Dataset records
-- BEGIN --
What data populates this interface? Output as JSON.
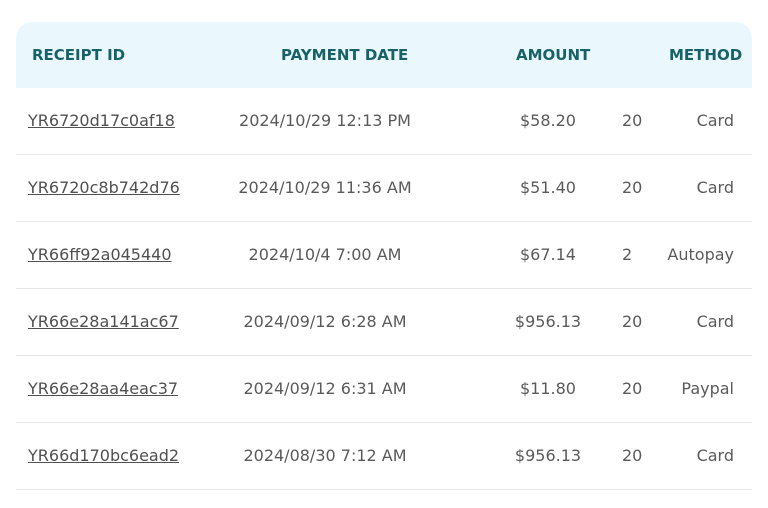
{
  "table": {
    "headers": {
      "receipt_id": "RECEIPT ID",
      "payment_date": "PAYMENT DATE",
      "amount": "AMOUNT",
      "method": "METHOD"
    },
    "rows": [
      {
        "receipt_id": "YR6720d17c0af18",
        "payment_date": "2024/10/29 12:13 PM",
        "amount": "$58.20",
        "extra": "20",
        "method": "Card"
      },
      {
        "receipt_id": "YR6720c8b742d76",
        "payment_date": "2024/10/29 11:36 AM",
        "amount": "$51.40",
        "extra": "20",
        "method": "Card"
      },
      {
        "receipt_id": "YR66ff92a045440",
        "payment_date": "2024/10/4 7:00 AM",
        "amount": "$67.14",
        "extra": "2",
        "method": "Autopay"
      },
      {
        "receipt_id": "YR66e28a141ac67",
        "payment_date": "2024/09/12 6:28 AM",
        "amount": "$956.13",
        "extra": "20",
        "method": "Card"
      },
      {
        "receipt_id": "YR66e28aa4eac37",
        "payment_date": "2024/09/12 6:31 AM",
        "amount": "$11.80",
        "extra": "20",
        "method": "Paypal"
      },
      {
        "receipt_id": "YR66d170bc6ead2",
        "payment_date": "2024/08/30 7:12 AM",
        "amount": "$956.13",
        "extra": "20",
        "method": "Card"
      }
    ]
  }
}
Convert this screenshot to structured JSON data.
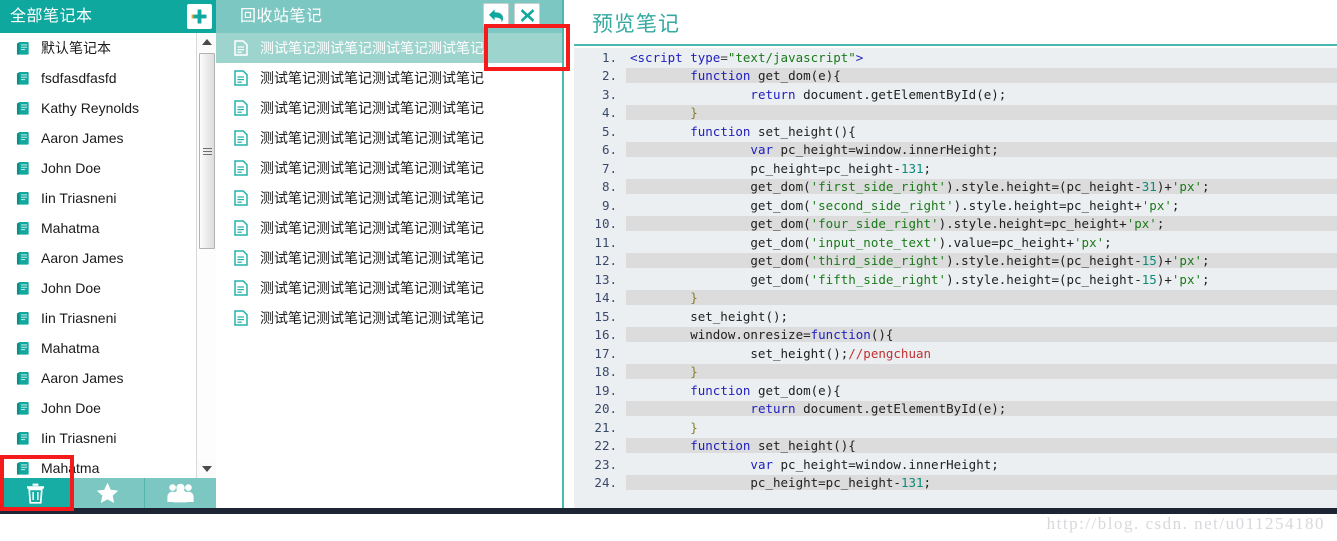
{
  "sidebar": {
    "title": "全部笔记本",
    "add_button": "add-notebook",
    "items": [
      {
        "label": "默认笔记本",
        "icon": "notebook-icon"
      },
      {
        "label": "fsdfasdfasfd",
        "icon": "notebook-icon"
      },
      {
        "label": "Kathy Reynolds",
        "icon": "notebook-icon"
      },
      {
        "label": "Aaron James",
        "icon": "notebook-icon"
      },
      {
        "label": "John Doe",
        "icon": "notebook-icon"
      },
      {
        "label": "Iin Triasneni",
        "icon": "notebook-icon"
      },
      {
        "label": "Mahatma",
        "icon": "notebook-icon"
      },
      {
        "label": "Aaron James",
        "icon": "notebook-icon"
      },
      {
        "label": "John Doe",
        "icon": "notebook-icon"
      },
      {
        "label": "Iin Triasneni",
        "icon": "notebook-icon"
      },
      {
        "label": "Mahatma",
        "icon": "notebook-icon"
      },
      {
        "label": "Aaron James",
        "icon": "notebook-icon"
      },
      {
        "label": "John Doe",
        "icon": "notebook-icon"
      },
      {
        "label": "Iin Triasneni",
        "icon": "notebook-icon"
      },
      {
        "label": "Mahatma",
        "icon": "notebook-icon"
      }
    ],
    "toolbar": [
      {
        "name": "trash-icon",
        "active": true
      },
      {
        "name": "star-icon",
        "active": false
      },
      {
        "name": "group-icon",
        "active": false
      }
    ]
  },
  "notelist": {
    "title": "回收站笔记",
    "actions": [
      {
        "name": "restore-button",
        "icon": "undo-arrow-icon"
      },
      {
        "name": "delete-button",
        "icon": "close-x-icon"
      }
    ],
    "items": [
      {
        "label": "测试笔记测试笔记测试笔记测试笔记",
        "selected": true
      },
      {
        "label": "测试笔记测试笔记测试笔记测试笔记",
        "selected": false
      },
      {
        "label": "测试笔记测试笔记测试笔记测试笔记",
        "selected": false
      },
      {
        "label": "测试笔记测试笔记测试笔记测试笔记",
        "selected": false
      },
      {
        "label": "测试笔记测试笔记测试笔记测试笔记",
        "selected": false
      },
      {
        "label": "测试笔记测试笔记测试笔记测试笔记",
        "selected": false
      },
      {
        "label": "测试笔记测试笔记测试笔记测试笔记",
        "selected": false
      },
      {
        "label": "测试笔记测试笔记测试笔记测试笔记",
        "selected": false
      },
      {
        "label": "测试笔记测试笔记测试笔记测试笔记",
        "selected": false
      },
      {
        "label": "测试笔记测试笔记测试笔记测试笔记",
        "selected": false
      }
    ]
  },
  "preview": {
    "title": "预览笔记",
    "code_lines": [
      {
        "n": "1.",
        "tokens": [
          {
            "t": "<script ",
            "c": "tag"
          },
          {
            "t": "type",
            "c": "attr"
          },
          {
            "t": "=",
            "c": "punc"
          },
          {
            "t": "\"text/javascript\"",
            "c": "str"
          },
          {
            "t": ">",
            "c": "tag"
          }
        ]
      },
      {
        "n": "2.",
        "tokens": [
          {
            "t": "        ",
            "c": "plain"
          },
          {
            "t": "function",
            "c": "kw"
          },
          {
            "t": " get_dom(e){",
            "c": "plain"
          }
        ]
      },
      {
        "n": "3.",
        "tokens": [
          {
            "t": "                ",
            "c": "plain"
          },
          {
            "t": "return",
            "c": "kw"
          },
          {
            "t": " document.getElementById(e);",
            "c": "plain"
          }
        ]
      },
      {
        "n": "4.",
        "tokens": [
          {
            "t": "        }",
            "c": "brace"
          }
        ]
      },
      {
        "n": "5.",
        "tokens": [
          {
            "t": "        ",
            "c": "plain"
          },
          {
            "t": "function",
            "c": "kw"
          },
          {
            "t": " set_height(){",
            "c": "plain"
          }
        ]
      },
      {
        "n": "6.",
        "tokens": [
          {
            "t": "                ",
            "c": "plain"
          },
          {
            "t": "var",
            "c": "kw"
          },
          {
            "t": " pc_height=window.innerHeight;",
            "c": "plain"
          }
        ]
      },
      {
        "n": "7.",
        "tokens": [
          {
            "t": "                pc_height=pc_height-",
            "c": "plain"
          },
          {
            "t": "131",
            "c": "num"
          },
          {
            "t": ";",
            "c": "plain"
          }
        ]
      },
      {
        "n": "8.",
        "tokens": [
          {
            "t": "                get_dom(",
            "c": "plain"
          },
          {
            "t": "'first_side_right'",
            "c": "str"
          },
          {
            "t": ").style.height=(pc_height-",
            "c": "plain"
          },
          {
            "t": "31",
            "c": "num"
          },
          {
            "t": ")+",
            "c": "plain"
          },
          {
            "t": "'px'",
            "c": "str"
          },
          {
            "t": ";",
            "c": "plain"
          }
        ]
      },
      {
        "n": "9.",
        "tokens": [
          {
            "t": "                get_dom(",
            "c": "plain"
          },
          {
            "t": "'second_side_right'",
            "c": "str"
          },
          {
            "t": ").style.height=pc_height+",
            "c": "plain"
          },
          {
            "t": "'px'",
            "c": "str"
          },
          {
            "t": ";",
            "c": "plain"
          }
        ]
      },
      {
        "n": "10.",
        "tokens": [
          {
            "t": "                get_dom(",
            "c": "plain"
          },
          {
            "t": "'four_side_right'",
            "c": "str"
          },
          {
            "t": ").style.height=pc_height+",
            "c": "plain"
          },
          {
            "t": "'px'",
            "c": "str"
          },
          {
            "t": ";",
            "c": "plain"
          }
        ]
      },
      {
        "n": "11.",
        "tokens": [
          {
            "t": "                get_dom(",
            "c": "plain"
          },
          {
            "t": "'input_note_text'",
            "c": "str"
          },
          {
            "t": ").value=pc_height+",
            "c": "plain"
          },
          {
            "t": "'px'",
            "c": "str"
          },
          {
            "t": ";",
            "c": "plain"
          }
        ]
      },
      {
        "n": "12.",
        "tokens": [
          {
            "t": "                get_dom(",
            "c": "plain"
          },
          {
            "t": "'third_side_right'",
            "c": "str"
          },
          {
            "t": ").style.height=(pc_height-",
            "c": "plain"
          },
          {
            "t": "15",
            "c": "num"
          },
          {
            "t": ")+",
            "c": "plain"
          },
          {
            "t": "'px'",
            "c": "str"
          },
          {
            "t": ";",
            "c": "plain"
          }
        ]
      },
      {
        "n": "13.",
        "tokens": [
          {
            "t": "                get_dom(",
            "c": "plain"
          },
          {
            "t": "'fifth_side_right'",
            "c": "str"
          },
          {
            "t": ").style.height=(pc_height-",
            "c": "plain"
          },
          {
            "t": "15",
            "c": "num"
          },
          {
            "t": ")+",
            "c": "plain"
          },
          {
            "t": "'px'",
            "c": "str"
          },
          {
            "t": ";",
            "c": "plain"
          }
        ]
      },
      {
        "n": "14.",
        "tokens": [
          {
            "t": "        }",
            "c": "brace"
          }
        ]
      },
      {
        "n": "15.",
        "tokens": [
          {
            "t": "        set_height();",
            "c": "plain"
          }
        ]
      },
      {
        "n": "16.",
        "tokens": [
          {
            "t": "        window.onresize=",
            "c": "plain"
          },
          {
            "t": "function",
            "c": "kw"
          },
          {
            "t": "(){",
            "c": "plain"
          }
        ]
      },
      {
        "n": "17.",
        "tokens": [
          {
            "t": "                set_height();",
            "c": "plain"
          },
          {
            "t": "//pengchuan",
            "c": "com"
          }
        ]
      },
      {
        "n": "18.",
        "tokens": [
          {
            "t": "        }",
            "c": "brace"
          }
        ]
      },
      {
        "n": "19.",
        "tokens": [
          {
            "t": "        ",
            "c": "plain"
          },
          {
            "t": "function",
            "c": "kw"
          },
          {
            "t": " get_dom(e){",
            "c": "plain"
          }
        ]
      },
      {
        "n": "20.",
        "tokens": [
          {
            "t": "                ",
            "c": "plain"
          },
          {
            "t": "return",
            "c": "kw"
          },
          {
            "t": " document.getElementById(e);",
            "c": "plain"
          }
        ]
      },
      {
        "n": "21.",
        "tokens": [
          {
            "t": "        }",
            "c": "brace"
          }
        ]
      },
      {
        "n": "22.",
        "tokens": [
          {
            "t": "        ",
            "c": "plain"
          },
          {
            "t": "function",
            "c": "kw"
          },
          {
            "t": " set_height(){",
            "c": "plain"
          }
        ]
      },
      {
        "n": "23.",
        "tokens": [
          {
            "t": "                ",
            "c": "plain"
          },
          {
            "t": "var",
            "c": "kw"
          },
          {
            "t": " pc_height=window.innerHeight;",
            "c": "plain"
          }
        ]
      },
      {
        "n": "24.",
        "tokens": [
          {
            "t": "                pc_height=pc_height-",
            "c": "plain"
          },
          {
            "t": "131",
            "c": "num"
          },
          {
            "t": ";",
            "c": "plain"
          }
        ]
      }
    ]
  },
  "watermark": "http://blog. csdn. net/u011254180",
  "colors": {
    "header_dark_teal": "#0fa89f",
    "header_light_teal": "#7cc7c1",
    "selected_row": "#9ed4ce",
    "accent_teal": "#33a9a1",
    "annotation_red": "#f51b1b",
    "footer_dark": "#1d2433",
    "code_bg": "#eceff1",
    "code_alt_row": "#dcdcdc"
  }
}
-- END --
From the listing, copy each line containing the word "JSON".

**The result**
What data populates this interface? Output as JSON.
Convert this screenshot to structured JSON data.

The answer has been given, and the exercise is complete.